• Goal: Write out the data again in full, exactly as it reads.

• Provided entries:

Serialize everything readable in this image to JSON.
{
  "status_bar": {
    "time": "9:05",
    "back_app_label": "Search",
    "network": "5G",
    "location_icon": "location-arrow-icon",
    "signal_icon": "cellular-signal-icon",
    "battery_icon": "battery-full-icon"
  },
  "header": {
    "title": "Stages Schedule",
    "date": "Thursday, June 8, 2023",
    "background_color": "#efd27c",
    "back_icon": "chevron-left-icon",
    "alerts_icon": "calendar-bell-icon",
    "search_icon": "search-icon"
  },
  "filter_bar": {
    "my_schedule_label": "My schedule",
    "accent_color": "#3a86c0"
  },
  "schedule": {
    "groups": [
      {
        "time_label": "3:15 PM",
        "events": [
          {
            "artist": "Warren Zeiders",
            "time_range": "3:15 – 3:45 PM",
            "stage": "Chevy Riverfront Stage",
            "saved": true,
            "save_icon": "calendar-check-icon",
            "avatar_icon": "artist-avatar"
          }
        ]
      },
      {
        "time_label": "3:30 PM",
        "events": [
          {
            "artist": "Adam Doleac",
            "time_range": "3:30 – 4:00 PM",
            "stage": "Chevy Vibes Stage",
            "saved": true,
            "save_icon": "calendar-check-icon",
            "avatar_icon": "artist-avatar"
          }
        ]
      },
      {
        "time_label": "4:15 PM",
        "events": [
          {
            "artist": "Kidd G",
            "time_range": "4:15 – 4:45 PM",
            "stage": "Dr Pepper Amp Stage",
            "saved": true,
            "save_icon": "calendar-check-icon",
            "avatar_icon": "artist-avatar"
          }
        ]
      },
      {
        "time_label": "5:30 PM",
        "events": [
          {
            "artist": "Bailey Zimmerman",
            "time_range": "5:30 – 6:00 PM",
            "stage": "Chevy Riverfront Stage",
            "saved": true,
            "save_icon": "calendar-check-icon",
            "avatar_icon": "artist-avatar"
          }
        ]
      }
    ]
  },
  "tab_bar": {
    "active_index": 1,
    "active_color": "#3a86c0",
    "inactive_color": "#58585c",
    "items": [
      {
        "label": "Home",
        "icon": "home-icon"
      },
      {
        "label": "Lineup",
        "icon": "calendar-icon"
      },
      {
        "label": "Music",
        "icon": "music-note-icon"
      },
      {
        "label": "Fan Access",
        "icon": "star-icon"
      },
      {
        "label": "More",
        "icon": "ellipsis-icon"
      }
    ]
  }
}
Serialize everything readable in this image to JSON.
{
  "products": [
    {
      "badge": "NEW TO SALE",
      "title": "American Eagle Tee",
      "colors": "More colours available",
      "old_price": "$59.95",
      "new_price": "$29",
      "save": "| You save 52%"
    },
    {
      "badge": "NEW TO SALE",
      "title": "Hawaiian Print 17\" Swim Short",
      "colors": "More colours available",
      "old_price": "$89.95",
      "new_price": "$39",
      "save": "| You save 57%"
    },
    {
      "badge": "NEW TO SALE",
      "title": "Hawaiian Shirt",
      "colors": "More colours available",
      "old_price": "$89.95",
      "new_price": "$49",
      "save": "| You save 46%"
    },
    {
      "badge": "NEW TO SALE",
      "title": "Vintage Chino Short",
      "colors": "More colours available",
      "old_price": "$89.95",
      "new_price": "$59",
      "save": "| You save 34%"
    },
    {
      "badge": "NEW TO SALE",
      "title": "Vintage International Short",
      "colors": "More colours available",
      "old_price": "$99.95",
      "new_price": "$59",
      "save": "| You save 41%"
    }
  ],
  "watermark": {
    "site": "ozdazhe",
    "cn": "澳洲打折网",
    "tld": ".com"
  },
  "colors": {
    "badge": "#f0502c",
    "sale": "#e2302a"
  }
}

• Answer to this exercise:
Serialize everything readable in this image to JSON.
{
  "status_bar": {
    "time": "9:05",
    "back_app_label": "Search",
    "network": "5G",
    "location_icon": "location-arrow-icon",
    "signal_icon": "cellular-signal-icon",
    "battery_icon": "battery-full-icon"
  },
  "header": {
    "title": "Stages Schedule",
    "date": "Thursday, June 8, 2023",
    "background_color": "#efd27c",
    "back_icon": "chevron-left-icon",
    "alerts_icon": "calendar-bell-icon",
    "search_icon": "search-icon"
  },
  "filter_bar": {
    "my_schedule_label": "My schedule",
    "accent_color": "#3a86c0"
  },
  "schedule": {
    "groups": [
      {
        "time_label": "3:15 PM",
        "events": [
          {
            "artist": "Warren Zeiders",
            "time_range": "3:15 – 3:45 PM",
            "stage": "Chevy Riverfront Stage",
            "saved": true,
            "save_icon": "calendar-check-icon",
            "avatar_icon": "artist-avatar"
          }
        ]
      },
      {
        "time_label": "3:30 PM",
        "events": [
          {
            "artist": "Adam Doleac",
            "time_range": "3:30 – 4:00 PM",
            "stage": "Chevy Vibes Stage",
            "saved": true,
            "save_icon": "calendar-check-icon",
            "avatar_icon": "artist-avatar"
          }
        ]
      },
      {
        "time_label": "4:15 PM",
        "events": [
          {
            "artist": "Kidd G",
            "time_range": "4:15 – 4:45 PM",
            "stage": "Dr Pepper Amp Stage",
            "saved": true,
            "save_icon": "calendar-check-icon",
            "avatar_icon": "artist-avatar"
          }
        ]
      },
      {
        "time_label": "5:30 PM",
        "events": [
          {
            "artist": "Bailey Zimmerman",
            "time_range": "5:30 – 6:00 PM",
            "stage": "Chevy Riverfront Stage",
            "saved": true,
            "save_icon": "calendar-check-icon",
            "avatar_icon": "artist-avatar"
          }
        ]
      }
    ]
  },
  "tab_bar": {
    "active_index": 1,
    "active_color": "#3a86c0",
    "inactive_color": "#58585c",
    "items": [
      {
        "label": "Home",
        "icon": "home-icon"
      },
      {
        "label": "Lineup",
        "icon": "calendar-icon"
      },
      {
        "label": "Music",
        "icon": "music-note-icon"
      },
      {
        "label": "Fan Access",
        "icon": "star-icon"
      },
      {
        "label": "More",
        "icon": "ellipsis-icon"
      }
    ]
  }
}
Serialize everything readable in this image to JSON.
{
  "products": [
    {
      "badge": "NEW TO SALE",
      "title": "American Eagle Tee",
      "colors": "More colours available",
      "old_price": "$59.95",
      "new_price": "$29",
      "save": "| You save 52%"
    },
    {
      "badge": "NEW TO SALE",
      "title": "Hawaiian Print 17\" Swim Short",
      "colors": "More colours available",
      "old_price": "$89.95",
      "new_price": "$39",
      "save": "| You save 57%"
    },
    {
      "badge": "NEW TO SALE",
      "title": "Hawaiian Shirt",
      "colors": "More colours available",
      "old_price": "$89.95",
      "new_price": "$49",
      "save": "| You save 46%"
    },
    {
      "badge": "NEW TO SALE",
      "title": "Vintage Chino Short",
      "colors": "More colours available",
      "old_price": "$89.95",
      "new_price": "$59",
      "save": "| You save 34%"
    },
    {
      "badge": "NEW TO SALE",
      "title": "Vintage International Short",
      "colors": "More colours available",
      "old_price": "$99.95",
      "new_price": "$59",
      "save": "| You save 41%"
    }
  ],
  "watermark": {
    "site": "ozdazhe",
    "cn": "澳洲打折网",
    "tld": ".com"
  },
  "colors": {
    "badge": "#f0502c",
    "sale": "#e2302a"
  }
}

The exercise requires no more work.